··· Verilen Metin ···

Somali, 1960 yılında İngiltere ve İtalya’dan bağımsızlığını kazandı. Daha doğrusu, “İngiliz Somalisi” olarak adlandırılan Somaliland, 26 Haziran 1960’ta elde ettiği bağımsızlığın ardından 1 Temmuz 1960’ta “İtalyan Somalisi” olarak adlandırılan bugünkü Somali’nin bağımsızlını ilan etmesi sonrası Somali ile birleşme kararı aldı ve Somali Cumhuriyeti kuruldu. 1969 yılında Tümgeneral Muhammed Siad Barre, askeri darbeyle ülkede iktidarı ele geçirdi ve Sosyalist Somali Demokratik Cumhuriyeti’ni kurdu. Barre, 1979 yılında uygulamaya koyduğu yeni anayasa ile kendisine sınırsız yetkiler tanıdı ve ülkeyi karanlığa sürükledi.
Barre rejimine karşı çeşitli dönemlerde düzenlenen muhalif eylemler zamanla büyüdü ve silahlı çatışmaya dönüştü. Çatışmaların şiddetlenmesi sonucunda Barre, 1991 yılında ülkeyi terk etmek zorunda kaldı. Ama ne var ki, muhalif gruplar ülke yönetimi konusunda anlaşamadı ve silahlarını birbirlerine çevirdi. Böylece ülkede iç savaş başladı. Dahası, aynı zamana denk gelen kuraklık ülkede büyük bir açlık felaketinin ortaya çıkmasına neden oldu.
İç savaşın başlamasının ardından Somaliland, Somali’den ayrılarak 1991’de tek taraflı bağımsızlığını ilan etti. Ancak bu adım Birleşmiş Milletler ve Afrika Birliği de dahil olmak üzere uluslararası toplum tarafından tanınmadı.
2012 yılına kadar Somali’de etkin bir merkezi hükümet kurulamadı. Nihayetinde, Temmuz 2012’de 20 yılı aşkın aradan sonra ilk defa Somali Parlamentosu Mogadişu’da toplandı, ve akabinde Ağustos 2012 tarihinde Somali Federal Hükümeti Geçici Anayasası kabul edildi. Bir ay sonra meclis ilk Cumhurbaşkanını seçti.
TÜRKİYE-SOMALİ İLİŞKİLERİ
Türkiye, Afrika ülkeleriyle ilişkilerini artırarak güçlendirmekte ve kurumsallaştırmaktadır. Dışişleri Bakanlığımızın web sitesinde yer alan bilgilere göre 2002 yılında Afrika’da sadece 12 Büyükelçiliğimiz bulunurken bu sayı 2022 yılında 44’e yükselmiştir. Öte yandan, 2008 yılının başında 10 olan Ankara’daki Afrika Büyükelçiliklerinin sayısı 38’e çıkmıştır. TİKA, AFAD, THY gibi birçok kurumla kıtadaki faaliyetler yaygınlaştırılmaktadır. Türkiye ile Afrika arasında güçlenen ilişkiler ticarete de yansımış ve Afrika Kıtası’yla toplam ticaretimiz hızla artmıştır.

···

▶ **Gereksinim**: Yukarıdaki Somali metninde "İç savaşın başlamasının" ifadesinden "ilk Cumhurbaşkanını seçti." ifadesine kadar olan bölümü hiçbir değişiklik yapmadan çıktı olarak verin.

··· Gösterilen Materyal ···

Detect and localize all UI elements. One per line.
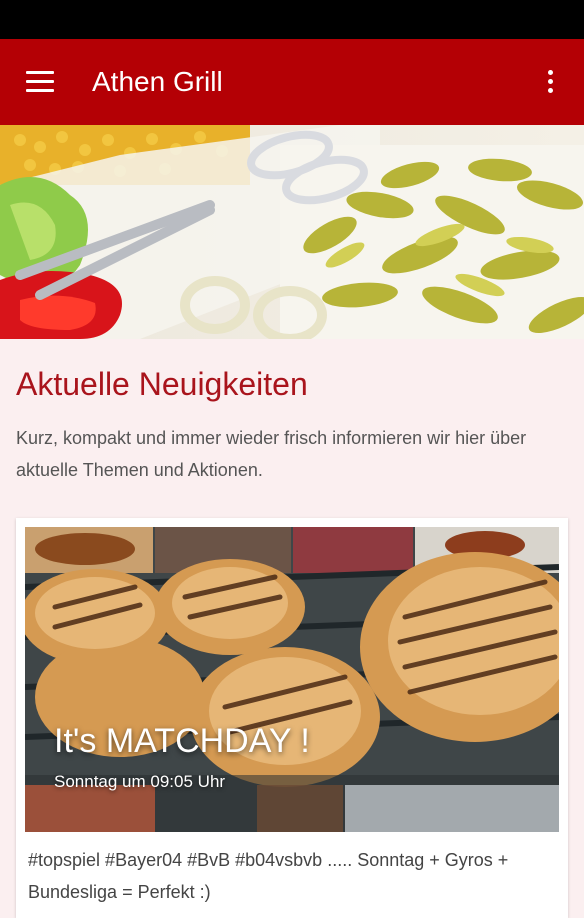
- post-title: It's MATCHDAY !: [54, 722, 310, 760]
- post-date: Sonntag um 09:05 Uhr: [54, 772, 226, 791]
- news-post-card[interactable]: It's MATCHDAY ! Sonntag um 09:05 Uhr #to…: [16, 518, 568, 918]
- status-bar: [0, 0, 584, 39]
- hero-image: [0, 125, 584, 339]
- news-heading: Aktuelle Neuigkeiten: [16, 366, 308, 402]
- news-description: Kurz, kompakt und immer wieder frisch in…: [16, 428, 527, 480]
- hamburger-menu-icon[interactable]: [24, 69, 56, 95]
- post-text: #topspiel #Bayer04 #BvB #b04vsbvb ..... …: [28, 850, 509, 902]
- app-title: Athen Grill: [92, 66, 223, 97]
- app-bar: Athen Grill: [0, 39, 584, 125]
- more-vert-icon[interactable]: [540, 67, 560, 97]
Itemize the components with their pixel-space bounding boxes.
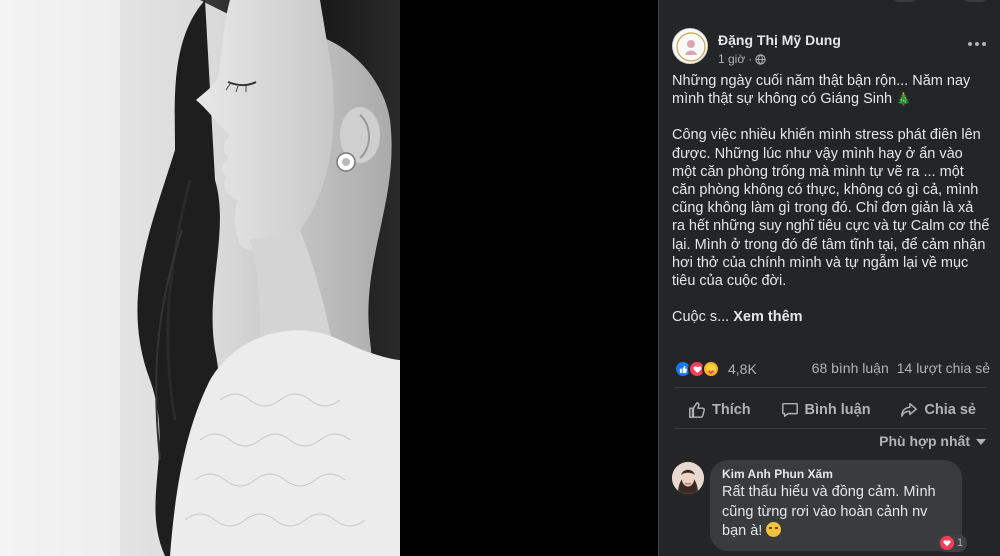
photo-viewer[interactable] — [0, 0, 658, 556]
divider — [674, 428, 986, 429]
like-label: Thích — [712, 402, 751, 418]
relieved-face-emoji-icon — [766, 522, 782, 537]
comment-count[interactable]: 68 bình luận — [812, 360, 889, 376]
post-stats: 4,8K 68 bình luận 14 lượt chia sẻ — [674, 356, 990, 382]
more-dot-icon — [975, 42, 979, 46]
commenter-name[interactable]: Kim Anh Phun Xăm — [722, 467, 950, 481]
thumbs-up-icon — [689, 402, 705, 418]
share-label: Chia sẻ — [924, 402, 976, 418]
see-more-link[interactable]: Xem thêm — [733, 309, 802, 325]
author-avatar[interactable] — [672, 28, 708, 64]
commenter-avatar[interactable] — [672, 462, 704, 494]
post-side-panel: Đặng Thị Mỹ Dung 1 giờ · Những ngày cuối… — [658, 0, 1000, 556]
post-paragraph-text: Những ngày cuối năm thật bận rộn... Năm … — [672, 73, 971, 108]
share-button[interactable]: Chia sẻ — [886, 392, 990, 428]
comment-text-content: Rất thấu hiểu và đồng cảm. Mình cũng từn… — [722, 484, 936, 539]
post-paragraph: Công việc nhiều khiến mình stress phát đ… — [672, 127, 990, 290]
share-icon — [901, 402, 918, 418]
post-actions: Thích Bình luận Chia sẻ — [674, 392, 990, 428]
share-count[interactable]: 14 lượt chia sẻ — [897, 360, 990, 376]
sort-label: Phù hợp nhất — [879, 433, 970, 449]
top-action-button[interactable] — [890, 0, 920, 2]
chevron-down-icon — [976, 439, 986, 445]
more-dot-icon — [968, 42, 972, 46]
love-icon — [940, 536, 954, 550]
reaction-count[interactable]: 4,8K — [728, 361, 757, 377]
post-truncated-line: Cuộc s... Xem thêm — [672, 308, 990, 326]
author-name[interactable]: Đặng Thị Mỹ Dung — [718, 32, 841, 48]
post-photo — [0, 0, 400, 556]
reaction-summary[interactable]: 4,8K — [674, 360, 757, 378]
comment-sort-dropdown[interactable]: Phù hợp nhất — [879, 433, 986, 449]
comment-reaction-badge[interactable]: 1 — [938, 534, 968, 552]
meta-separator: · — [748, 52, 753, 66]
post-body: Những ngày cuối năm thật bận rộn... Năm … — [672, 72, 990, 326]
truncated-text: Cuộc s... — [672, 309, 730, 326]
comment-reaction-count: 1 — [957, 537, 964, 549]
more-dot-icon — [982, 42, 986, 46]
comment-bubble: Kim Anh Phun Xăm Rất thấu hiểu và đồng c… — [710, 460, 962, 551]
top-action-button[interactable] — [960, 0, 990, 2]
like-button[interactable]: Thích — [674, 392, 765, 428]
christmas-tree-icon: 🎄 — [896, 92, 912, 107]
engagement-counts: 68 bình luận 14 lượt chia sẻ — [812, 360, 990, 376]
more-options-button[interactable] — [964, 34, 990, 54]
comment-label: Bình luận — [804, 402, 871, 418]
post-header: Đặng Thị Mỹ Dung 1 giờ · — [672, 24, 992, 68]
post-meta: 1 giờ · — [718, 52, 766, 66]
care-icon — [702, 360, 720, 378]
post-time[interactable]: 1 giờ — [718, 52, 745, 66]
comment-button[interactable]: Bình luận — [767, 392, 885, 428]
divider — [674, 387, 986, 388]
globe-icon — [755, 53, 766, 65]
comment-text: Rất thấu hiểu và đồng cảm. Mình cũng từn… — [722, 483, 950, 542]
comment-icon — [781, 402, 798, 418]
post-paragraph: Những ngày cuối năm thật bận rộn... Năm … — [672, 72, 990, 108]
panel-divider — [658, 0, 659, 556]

···
··· Gösterilen Materyal ···

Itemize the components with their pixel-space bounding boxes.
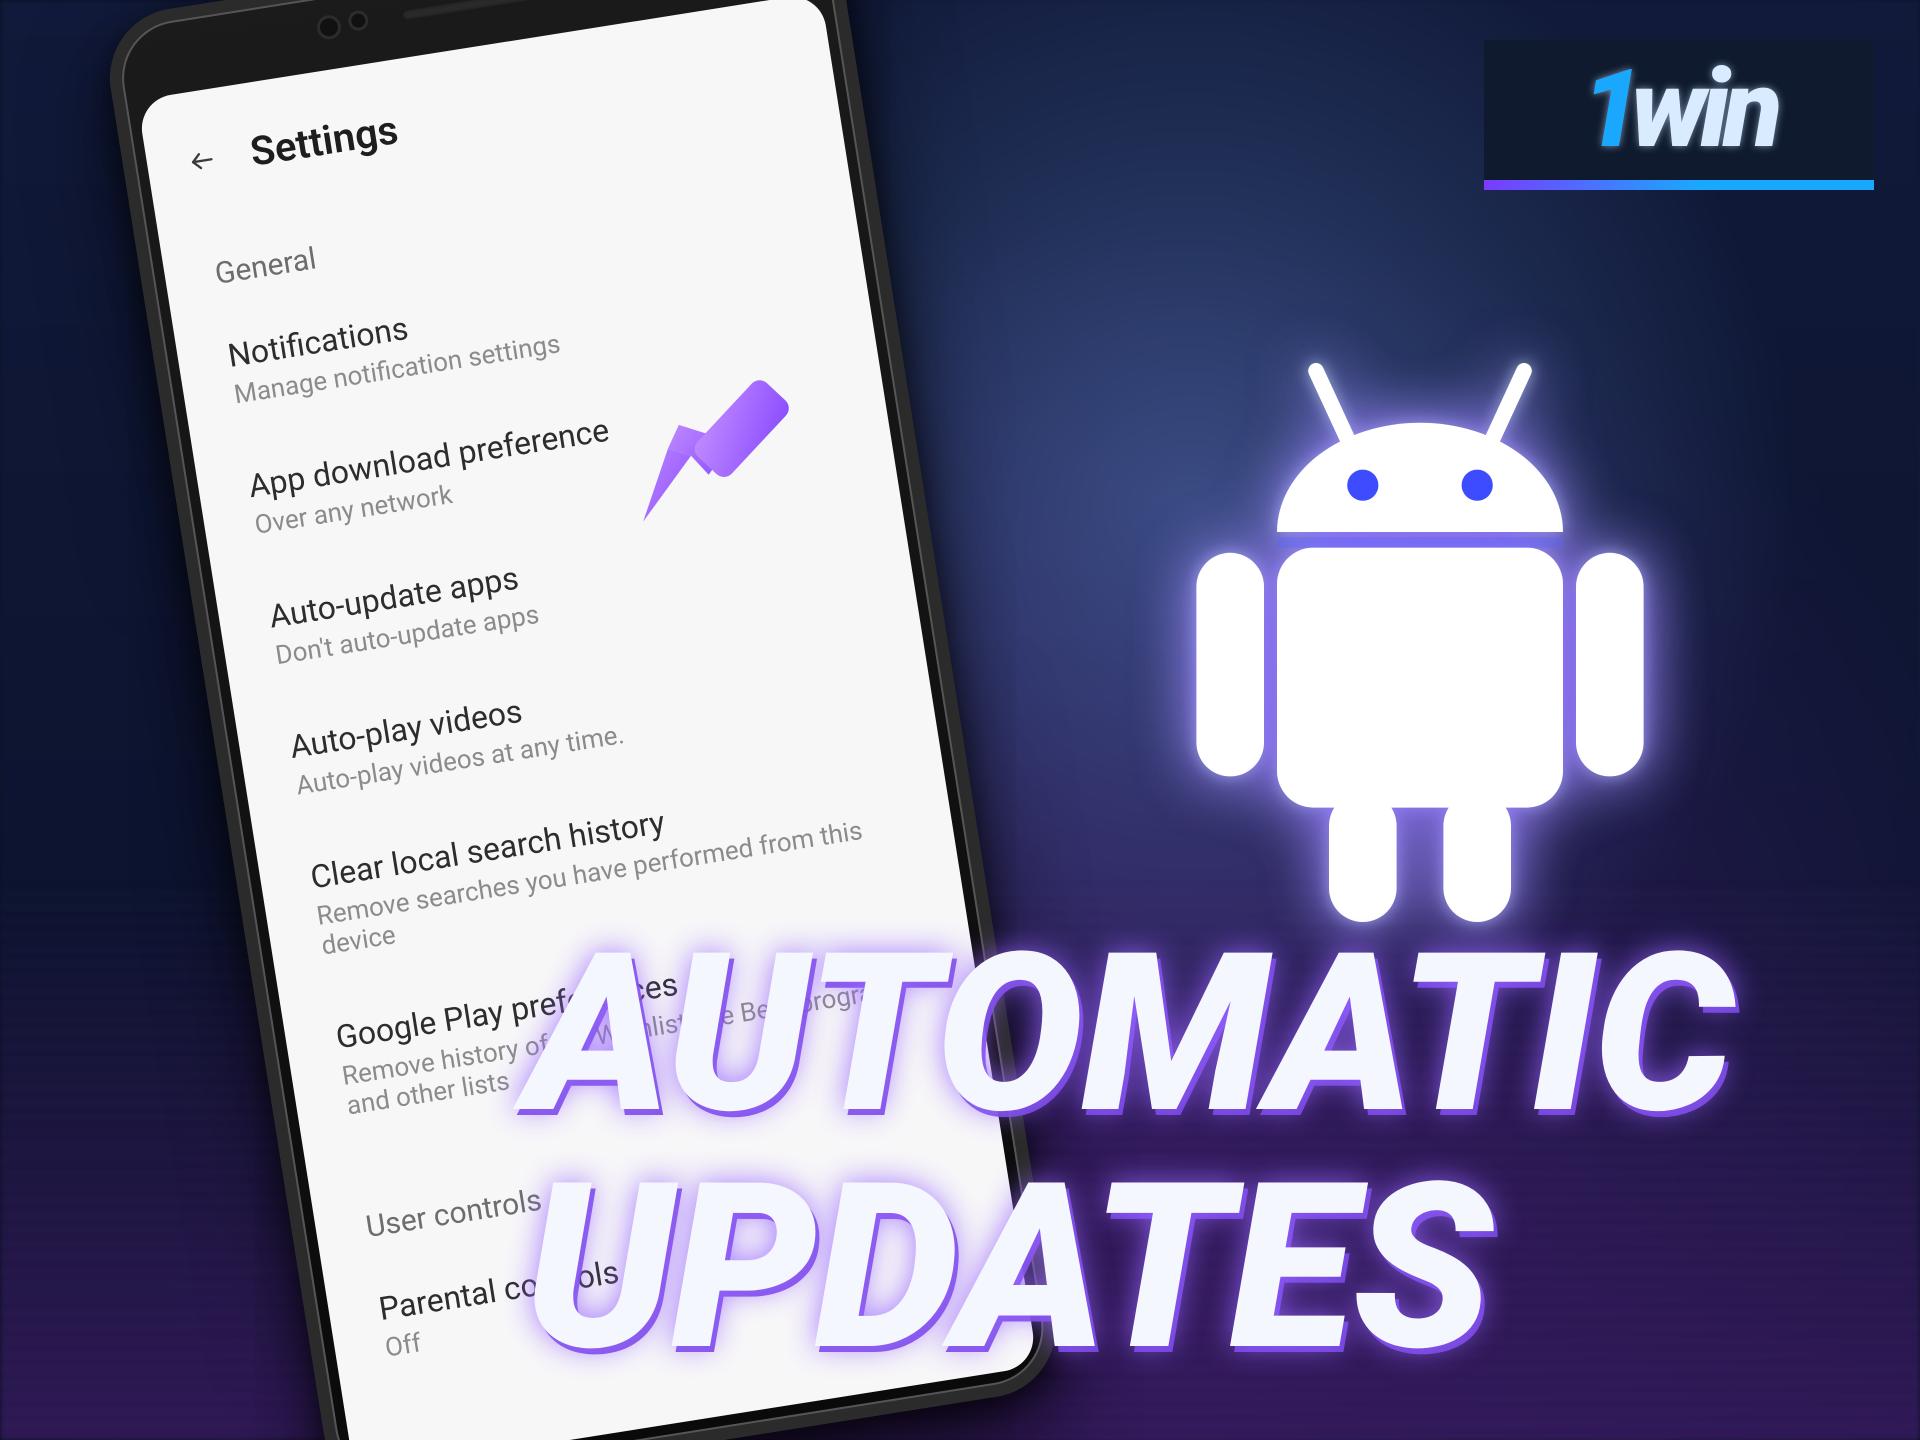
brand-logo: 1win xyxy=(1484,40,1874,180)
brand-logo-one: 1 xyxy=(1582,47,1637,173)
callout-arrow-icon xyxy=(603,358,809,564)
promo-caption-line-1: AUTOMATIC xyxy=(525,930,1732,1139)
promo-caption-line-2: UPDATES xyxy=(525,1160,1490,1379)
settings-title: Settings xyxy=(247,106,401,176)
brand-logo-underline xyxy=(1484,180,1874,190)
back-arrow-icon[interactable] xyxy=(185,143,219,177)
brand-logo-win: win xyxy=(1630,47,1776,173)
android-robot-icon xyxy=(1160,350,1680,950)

···

▶ **Alıştırma Çıktısı**:
İç savaşın başlamasının ardından Somaliland, Somali’den ayrılarak 1991’de tek taraflı bağımsızlığını ilan etti. Ancak bu adım Birleşmiş Milletler ve Afrika Birliği de dahil olmak üzere uluslararası toplum tarafından tanınmadı.
2012 yılına kadar Somali’de etkin bir merkezi hükümet kurulamadı. Nihayetinde, Temmuz 2012’de 20 yılı aşkın aradan sonra ilk defa Somali Parlamentosu Mogadişu’da toplandı, ve akabinde Ağustos 2012 tarihinde Somali Federal Hükümeti Geçici Anayasası kabul edildi. Bir ay sonra meclis ilk Cumhurbaşkanını seçti.